Copy the data below exactly, omitting any picture it contains.

Records:
--- Start ---
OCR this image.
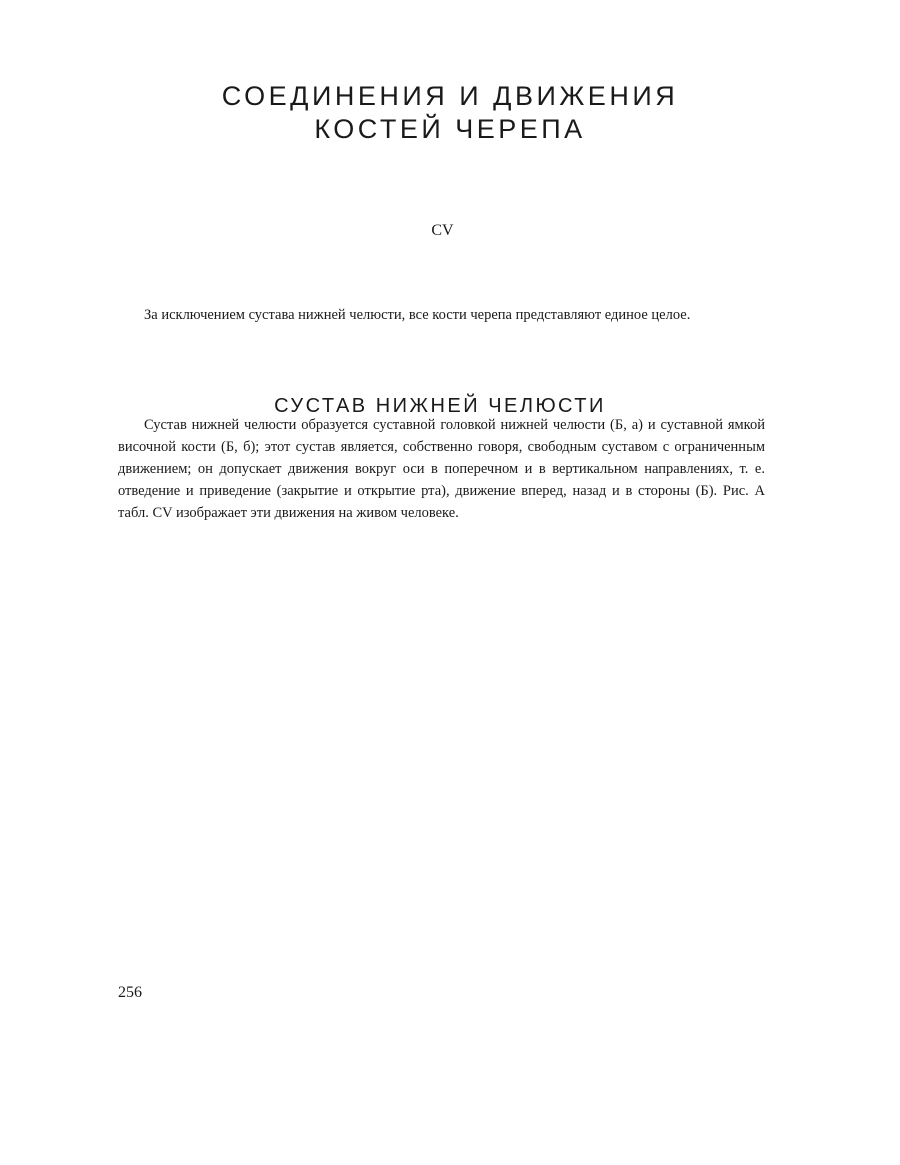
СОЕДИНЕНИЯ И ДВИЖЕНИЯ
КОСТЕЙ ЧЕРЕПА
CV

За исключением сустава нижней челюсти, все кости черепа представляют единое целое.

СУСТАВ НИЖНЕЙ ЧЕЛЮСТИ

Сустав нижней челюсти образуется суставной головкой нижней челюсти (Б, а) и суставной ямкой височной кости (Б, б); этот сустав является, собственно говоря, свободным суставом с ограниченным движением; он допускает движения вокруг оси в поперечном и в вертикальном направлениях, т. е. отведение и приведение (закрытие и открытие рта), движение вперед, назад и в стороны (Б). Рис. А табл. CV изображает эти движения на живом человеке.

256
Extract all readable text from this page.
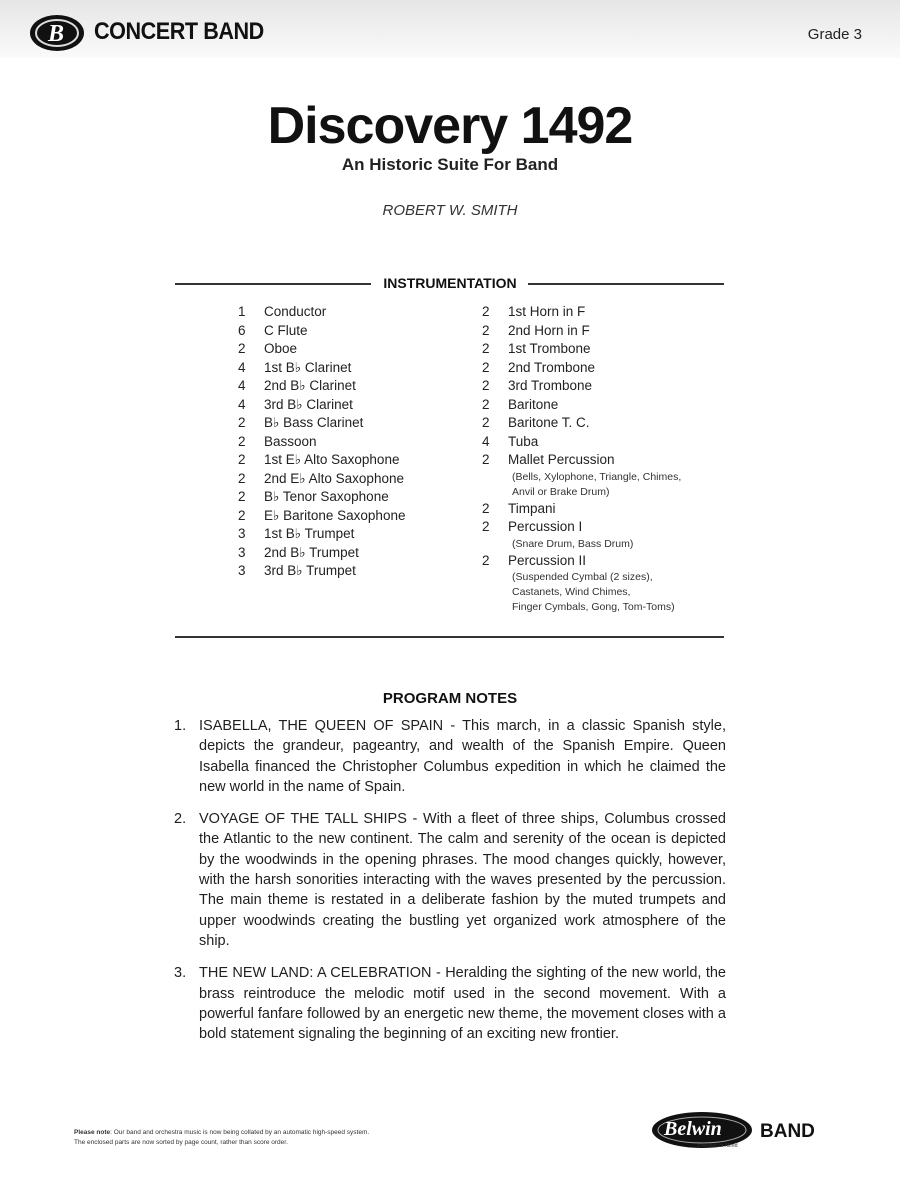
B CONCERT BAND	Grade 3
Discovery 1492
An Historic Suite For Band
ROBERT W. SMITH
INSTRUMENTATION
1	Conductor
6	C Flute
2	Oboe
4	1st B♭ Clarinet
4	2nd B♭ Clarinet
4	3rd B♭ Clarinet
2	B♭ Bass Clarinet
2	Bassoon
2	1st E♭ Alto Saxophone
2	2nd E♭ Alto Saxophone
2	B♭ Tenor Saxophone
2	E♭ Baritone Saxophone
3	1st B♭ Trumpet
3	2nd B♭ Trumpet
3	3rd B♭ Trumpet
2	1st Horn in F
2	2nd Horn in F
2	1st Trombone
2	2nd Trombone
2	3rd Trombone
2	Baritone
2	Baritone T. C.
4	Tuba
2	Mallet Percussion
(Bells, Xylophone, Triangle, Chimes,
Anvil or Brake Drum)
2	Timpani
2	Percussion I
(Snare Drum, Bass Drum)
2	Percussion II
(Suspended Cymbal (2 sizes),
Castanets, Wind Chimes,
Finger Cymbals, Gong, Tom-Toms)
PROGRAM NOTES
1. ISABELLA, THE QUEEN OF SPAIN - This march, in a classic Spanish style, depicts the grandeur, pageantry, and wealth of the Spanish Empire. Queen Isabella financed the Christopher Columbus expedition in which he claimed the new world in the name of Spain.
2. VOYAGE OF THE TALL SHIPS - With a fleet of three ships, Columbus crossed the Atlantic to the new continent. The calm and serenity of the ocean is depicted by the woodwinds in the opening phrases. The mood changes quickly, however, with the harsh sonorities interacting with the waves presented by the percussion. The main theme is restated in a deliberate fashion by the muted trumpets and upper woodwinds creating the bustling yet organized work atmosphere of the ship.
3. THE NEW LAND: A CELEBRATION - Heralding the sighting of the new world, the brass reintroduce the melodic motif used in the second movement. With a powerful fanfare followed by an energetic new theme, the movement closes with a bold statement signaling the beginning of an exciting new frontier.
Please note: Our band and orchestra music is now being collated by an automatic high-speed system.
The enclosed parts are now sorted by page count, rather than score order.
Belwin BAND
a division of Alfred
--- End ---
Solution to the problem:
OCR this image.
СОЕДИНЕНИЯ И ДВИЖЕНИЯ
КОСТЕЙ ЧЕРЕПА
CV

За исключением сустава нижней челюсти, все кости черепа представляют единое целое.

СУСТАВ НИЖНЕЙ ЧЕЛЮСТИ

Сустав нижней челюсти образуется суставной головкой нижней челюсти (Б, а) и суставной ямкой височной кости (Б, б); этот сустав является, собственно говоря, свободным суставом с ограниченным движением; он допускает движения вокруг оси в поперечном и в вертикальном направлениях, т. е. отведение и приведение (закрытие и открытие рта), движение вперед, назад и в стороны (Б). Рис. А табл. CV изображает эти движения на живом человеке.

256
Extract all readable text from this page.
B CONCERT BAND	Grade 3
Discovery 1492
An Historic Suite For Band
ROBERT W. SMITH
INSTRUMENTATION
1	Conductor
6	C Flute
2	Oboe
4	1st B♭ Clarinet
4	2nd B♭ Clarinet
4	3rd B♭ Clarinet
2	B♭ Bass Clarinet
2	Bassoon
2	1st E♭ Alto Saxophone
2	2nd E♭ Alto Saxophone
2	B♭ Tenor Saxophone
2	E♭ Baritone Saxophone
3	1st B♭ Trumpet
3	2nd B♭ Trumpet
3	3rd B♭ Trumpet
2	1st Horn in F
2	2nd Horn in F
2	1st Trombone
2	2nd Trombone
2	3rd Trombone
2	Baritone
2	Baritone T. C.
4	Tuba
2	Mallet Percussion
(Bells, Xylophone, Triangle, Chimes,
Anvil or Brake Drum)
2	Timpani
2	Percussion I
(Snare Drum, Bass Drum)
2	Percussion II
(Suspended Cymbal (2 sizes),
Castanets, Wind Chimes,
Finger Cymbals, Gong, Tom-Toms)
PROGRAM NOTES
1. ISABELLA, THE QUEEN OF SPAIN - This march, in a classic Spanish style, depicts the grandeur, pageantry, and wealth of the Spanish Empire. Queen Isabella financed the Christopher Columbus expedition in which he claimed the new world in the name of Spain.
2. VOYAGE OF THE TALL SHIPS - With a fleet of three ships, Columbus crossed the Atlantic to the new continent. The calm and serenity of the ocean is depicted by the woodwinds in the opening phrases. The mood changes quickly, however, with the harsh sonorities interacting with the waves presented by the percussion. The main theme is restated in a deliberate fashion by the muted trumpets and upper woodwinds creating the bustling yet organized work atmosphere of the ship.
3. THE NEW LAND: A CELEBRATION - Heralding the sighting of the new world, the brass reintroduce the melodic motif used in the second movement. With a powerful fanfare followed by an energetic new theme, the movement closes with a bold statement signaling the beginning of an exciting new frontier.
Please note: Our band and orchestra music is now being collated by an automatic high-speed system.
The enclosed parts are now sorted by page count, rather than score order.
Belwin BAND
a division of Alfred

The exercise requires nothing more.